Exercise prompt: Pictures aside, repeat every entry exactly.

Input records:
## BEGIN

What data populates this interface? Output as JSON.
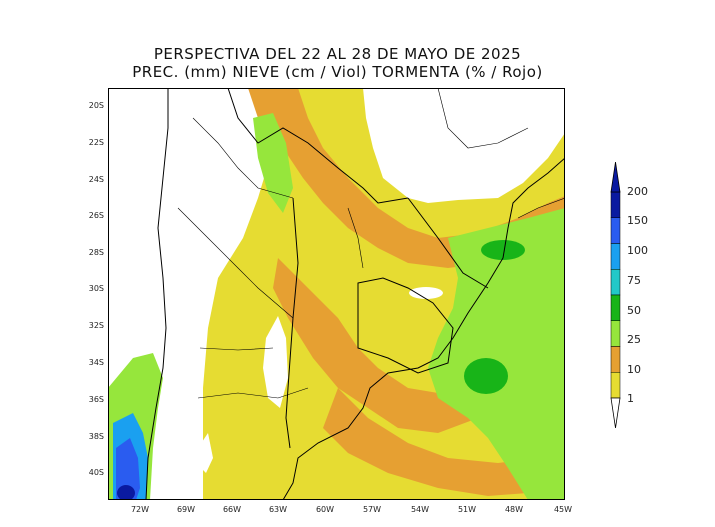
{
  "title": {
    "line1": "PERSPECTIVA DEL 22 AL 28 DE MAYO DE 2025",
    "line2": "PREC. (mm) NIEVE (cm / Viol) TORMENTA (% / Rojo)"
  },
  "axes": {
    "lat_labels": [
      "20S",
      "22S",
      "24S",
      "26S",
      "28S",
      "30S",
      "32S",
      "34S",
      "36S",
      "38S",
      "40S"
    ],
    "lon_labels": [
      "72W",
      "69W",
      "66W",
      "63W",
      "60W",
      "57W",
      "54W",
      "51W",
      "48W",
      "45W"
    ]
  },
  "colorbar": {
    "levels": [
      "200",
      "150",
      "100",
      "75",
      "50",
      "25",
      "10",
      "1"
    ],
    "colors": [
      "#0a1aa0",
      "#2a5cf0",
      "#1aa0f0",
      "#22c8c8",
      "#18b418",
      "#96e63c",
      "#e6a032",
      "#e6dc32"
    ]
  },
  "map": {
    "colors": {
      "dry": "#ffffff",
      "light": "#e6dc32",
      "moderate": "#e6a032",
      "heavy": "#96e63c",
      "very_heavy": "#18b418",
      "snow1": "#1aa0f0",
      "snow2": "#2a5cf0",
      "snow3": "#0a1aa0"
    }
  }
}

## END

The completed task:
What data populates this interface? Output as JSON.
{
  "title": {
    "line1": "PERSPECTIVA DEL 22 AL 28 DE MAYO DE 2025",
    "line2": "PREC. (mm) NIEVE (cm / Viol) TORMENTA (% / Rojo)"
  },
  "axes": {
    "lat_labels": [
      "20S",
      "22S",
      "24S",
      "26S",
      "28S",
      "30S",
      "32S",
      "34S",
      "36S",
      "38S",
      "40S"
    ],
    "lon_labels": [
      "72W",
      "69W",
      "66W",
      "63W",
      "60W",
      "57W",
      "54W",
      "51W",
      "48W",
      "45W"
    ]
  },
  "colorbar": {
    "levels": [
      "200",
      "150",
      "100",
      "75",
      "50",
      "25",
      "10",
      "1"
    ],
    "colors": [
      "#0a1aa0",
      "#2a5cf0",
      "#1aa0f0",
      "#22c8c8",
      "#18b418",
      "#96e63c",
      "#e6a032",
      "#e6dc32"
    ]
  },
  "map": {
    "colors": {
      "dry": "#ffffff",
      "light": "#e6dc32",
      "moderate": "#e6a032",
      "heavy": "#96e63c",
      "very_heavy": "#18b418",
      "snow1": "#1aa0f0",
      "snow2": "#2a5cf0",
      "snow3": "#0a1aa0"
    }
  }
}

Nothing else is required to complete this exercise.